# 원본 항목
....

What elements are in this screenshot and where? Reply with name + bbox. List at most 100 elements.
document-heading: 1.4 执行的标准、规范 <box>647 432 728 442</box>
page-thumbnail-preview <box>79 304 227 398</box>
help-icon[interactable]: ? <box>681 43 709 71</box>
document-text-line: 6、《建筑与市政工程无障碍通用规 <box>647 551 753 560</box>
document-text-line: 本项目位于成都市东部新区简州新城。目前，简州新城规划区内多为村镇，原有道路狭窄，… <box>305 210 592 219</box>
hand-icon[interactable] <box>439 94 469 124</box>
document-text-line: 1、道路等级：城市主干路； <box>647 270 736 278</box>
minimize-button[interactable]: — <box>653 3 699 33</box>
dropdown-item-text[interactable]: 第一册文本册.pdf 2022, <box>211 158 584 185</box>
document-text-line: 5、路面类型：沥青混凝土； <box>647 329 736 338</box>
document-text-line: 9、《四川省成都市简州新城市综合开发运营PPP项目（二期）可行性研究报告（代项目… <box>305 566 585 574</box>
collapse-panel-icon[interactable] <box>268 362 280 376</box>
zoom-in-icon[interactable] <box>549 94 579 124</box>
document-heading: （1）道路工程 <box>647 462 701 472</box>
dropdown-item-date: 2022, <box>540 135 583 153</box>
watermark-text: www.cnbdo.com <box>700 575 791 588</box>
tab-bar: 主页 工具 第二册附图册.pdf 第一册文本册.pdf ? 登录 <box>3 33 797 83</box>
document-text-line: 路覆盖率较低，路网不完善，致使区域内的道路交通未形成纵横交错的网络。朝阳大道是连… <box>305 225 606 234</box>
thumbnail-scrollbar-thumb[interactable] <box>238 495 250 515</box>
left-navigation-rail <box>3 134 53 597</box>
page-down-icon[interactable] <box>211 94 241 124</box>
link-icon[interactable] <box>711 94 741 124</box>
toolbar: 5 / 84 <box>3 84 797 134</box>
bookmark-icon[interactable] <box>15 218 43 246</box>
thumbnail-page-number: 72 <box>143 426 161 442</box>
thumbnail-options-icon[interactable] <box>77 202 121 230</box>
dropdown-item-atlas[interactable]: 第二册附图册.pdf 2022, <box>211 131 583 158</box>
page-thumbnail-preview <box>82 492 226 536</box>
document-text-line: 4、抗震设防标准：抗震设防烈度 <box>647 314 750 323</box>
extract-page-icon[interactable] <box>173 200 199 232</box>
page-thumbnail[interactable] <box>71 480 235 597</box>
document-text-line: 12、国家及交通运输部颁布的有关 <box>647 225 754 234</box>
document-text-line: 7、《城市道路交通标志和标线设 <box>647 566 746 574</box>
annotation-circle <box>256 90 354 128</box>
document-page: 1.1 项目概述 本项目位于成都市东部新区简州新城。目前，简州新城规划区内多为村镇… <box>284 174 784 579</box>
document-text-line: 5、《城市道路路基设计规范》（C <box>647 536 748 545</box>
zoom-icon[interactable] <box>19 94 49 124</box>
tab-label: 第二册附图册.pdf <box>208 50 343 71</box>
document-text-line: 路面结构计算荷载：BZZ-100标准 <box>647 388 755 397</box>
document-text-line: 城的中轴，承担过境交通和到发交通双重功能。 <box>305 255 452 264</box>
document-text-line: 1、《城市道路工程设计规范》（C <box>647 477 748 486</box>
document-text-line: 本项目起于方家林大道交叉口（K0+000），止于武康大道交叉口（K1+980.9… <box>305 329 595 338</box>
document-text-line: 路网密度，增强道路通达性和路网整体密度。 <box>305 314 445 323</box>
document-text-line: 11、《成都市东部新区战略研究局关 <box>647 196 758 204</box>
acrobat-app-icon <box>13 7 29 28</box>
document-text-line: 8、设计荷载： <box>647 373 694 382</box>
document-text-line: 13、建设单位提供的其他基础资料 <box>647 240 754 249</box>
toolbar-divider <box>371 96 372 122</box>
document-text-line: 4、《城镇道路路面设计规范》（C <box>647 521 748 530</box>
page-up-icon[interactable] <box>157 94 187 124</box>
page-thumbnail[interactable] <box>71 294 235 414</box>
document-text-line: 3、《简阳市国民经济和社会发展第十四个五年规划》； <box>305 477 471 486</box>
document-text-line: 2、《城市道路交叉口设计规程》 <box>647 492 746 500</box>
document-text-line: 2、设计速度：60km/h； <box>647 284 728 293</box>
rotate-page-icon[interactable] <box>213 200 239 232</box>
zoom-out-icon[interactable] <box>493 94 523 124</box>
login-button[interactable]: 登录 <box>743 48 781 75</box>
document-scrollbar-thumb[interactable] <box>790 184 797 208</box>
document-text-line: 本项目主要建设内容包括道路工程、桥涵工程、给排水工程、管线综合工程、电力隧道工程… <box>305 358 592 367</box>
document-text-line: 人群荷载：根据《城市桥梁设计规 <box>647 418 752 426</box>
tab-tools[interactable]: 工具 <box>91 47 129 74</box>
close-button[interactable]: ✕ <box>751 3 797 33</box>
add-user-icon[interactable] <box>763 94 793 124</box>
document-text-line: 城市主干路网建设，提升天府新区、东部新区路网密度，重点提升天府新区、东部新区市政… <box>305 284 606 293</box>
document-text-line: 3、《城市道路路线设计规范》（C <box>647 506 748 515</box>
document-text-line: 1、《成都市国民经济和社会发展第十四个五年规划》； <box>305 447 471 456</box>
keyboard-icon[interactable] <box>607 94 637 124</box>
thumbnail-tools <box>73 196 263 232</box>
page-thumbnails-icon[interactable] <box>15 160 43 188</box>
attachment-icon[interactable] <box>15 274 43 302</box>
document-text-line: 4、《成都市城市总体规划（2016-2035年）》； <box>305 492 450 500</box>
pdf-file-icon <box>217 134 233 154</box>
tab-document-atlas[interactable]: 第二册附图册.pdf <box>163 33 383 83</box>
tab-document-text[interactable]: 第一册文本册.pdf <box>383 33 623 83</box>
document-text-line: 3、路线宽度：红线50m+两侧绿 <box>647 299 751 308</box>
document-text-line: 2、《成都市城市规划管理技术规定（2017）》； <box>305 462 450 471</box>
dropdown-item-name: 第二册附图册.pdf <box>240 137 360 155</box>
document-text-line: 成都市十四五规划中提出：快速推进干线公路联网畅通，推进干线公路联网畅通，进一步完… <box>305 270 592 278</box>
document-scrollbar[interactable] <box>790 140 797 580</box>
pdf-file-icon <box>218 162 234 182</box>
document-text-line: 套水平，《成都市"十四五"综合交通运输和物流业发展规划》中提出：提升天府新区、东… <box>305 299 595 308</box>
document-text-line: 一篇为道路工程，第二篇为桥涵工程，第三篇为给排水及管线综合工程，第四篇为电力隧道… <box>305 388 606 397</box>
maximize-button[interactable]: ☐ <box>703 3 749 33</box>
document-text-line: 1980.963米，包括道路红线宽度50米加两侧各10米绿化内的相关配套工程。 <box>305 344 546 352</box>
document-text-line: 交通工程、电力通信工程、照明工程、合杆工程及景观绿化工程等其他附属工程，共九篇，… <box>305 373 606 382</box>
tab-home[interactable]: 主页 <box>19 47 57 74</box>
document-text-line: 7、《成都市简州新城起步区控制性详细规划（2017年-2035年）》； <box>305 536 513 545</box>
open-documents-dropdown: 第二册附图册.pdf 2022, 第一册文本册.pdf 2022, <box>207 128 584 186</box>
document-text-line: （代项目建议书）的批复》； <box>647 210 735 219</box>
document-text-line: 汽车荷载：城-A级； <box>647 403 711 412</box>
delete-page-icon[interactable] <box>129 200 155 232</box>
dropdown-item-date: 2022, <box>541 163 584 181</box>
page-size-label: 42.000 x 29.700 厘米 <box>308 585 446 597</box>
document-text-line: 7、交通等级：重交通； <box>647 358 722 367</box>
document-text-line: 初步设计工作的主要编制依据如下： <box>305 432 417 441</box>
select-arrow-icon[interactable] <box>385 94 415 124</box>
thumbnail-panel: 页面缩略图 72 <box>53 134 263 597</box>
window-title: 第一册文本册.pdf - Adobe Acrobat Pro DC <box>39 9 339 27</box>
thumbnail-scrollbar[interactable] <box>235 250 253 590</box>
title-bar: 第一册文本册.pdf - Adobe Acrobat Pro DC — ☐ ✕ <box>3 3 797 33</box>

....

# 과제 설명
항목의 첫 줄에서 시작해 "left-navigation-rail <box>3 134 53 597</box>" 문구가 있는 줄에서 끝나는 부분을, 양 끝 줄까지 포함하여 바꾸지 말고 그대로 추출해 주세요.

# 과제 결과
What elements are in this screenshot and where? Reply with name + bbox. List at most 100 elements.
document-heading: 1.4 执行的标准、规范 <box>647 432 728 442</box>
page-thumbnail-preview <box>79 304 227 398</box>
help-icon[interactable]: ? <box>681 43 709 71</box>
document-text-line: 6、《建筑与市政工程无障碍通用规 <box>647 551 753 560</box>
document-text-line: 本项目位于成都市东部新区简州新城。目前，简州新城规划区内多为村镇，原有道路狭窄，… <box>305 210 592 219</box>
hand-icon[interactable] <box>439 94 469 124</box>
document-text-line: 1、道路等级：城市主干路； <box>647 270 736 278</box>
minimize-button[interactable]: — <box>653 3 699 33</box>
dropdown-item-text[interactable]: 第一册文本册.pdf 2022, <box>211 158 584 185</box>
document-text-line: 5、路面类型：沥青混凝土； <box>647 329 736 338</box>
document-text-line: 9、《四川省成都市简州新城市综合开发运营PPP项目（二期）可行性研究报告（代项目… <box>305 566 585 574</box>
collapse-panel-icon[interactable] <box>268 362 280 376</box>
zoom-in-icon[interactable] <box>549 94 579 124</box>
document-heading: （1）道路工程 <box>647 462 701 472</box>
dropdown-item-date: 2022, <box>540 135 583 153</box>
watermark-text: www.cnbdo.com <box>700 575 791 588</box>
tab-bar: 主页 工具 第二册附图册.pdf 第一册文本册.pdf ? 登录 <box>3 33 797 83</box>
document-text-line: 路覆盖率较低，路网不完善，致使区域内的道路交通未形成纵横交错的网络。朝阳大道是连… <box>305 225 606 234</box>
thumbnail-scrollbar-thumb[interactable] <box>238 495 250 515</box>
left-navigation-rail <box>3 134 53 597</box>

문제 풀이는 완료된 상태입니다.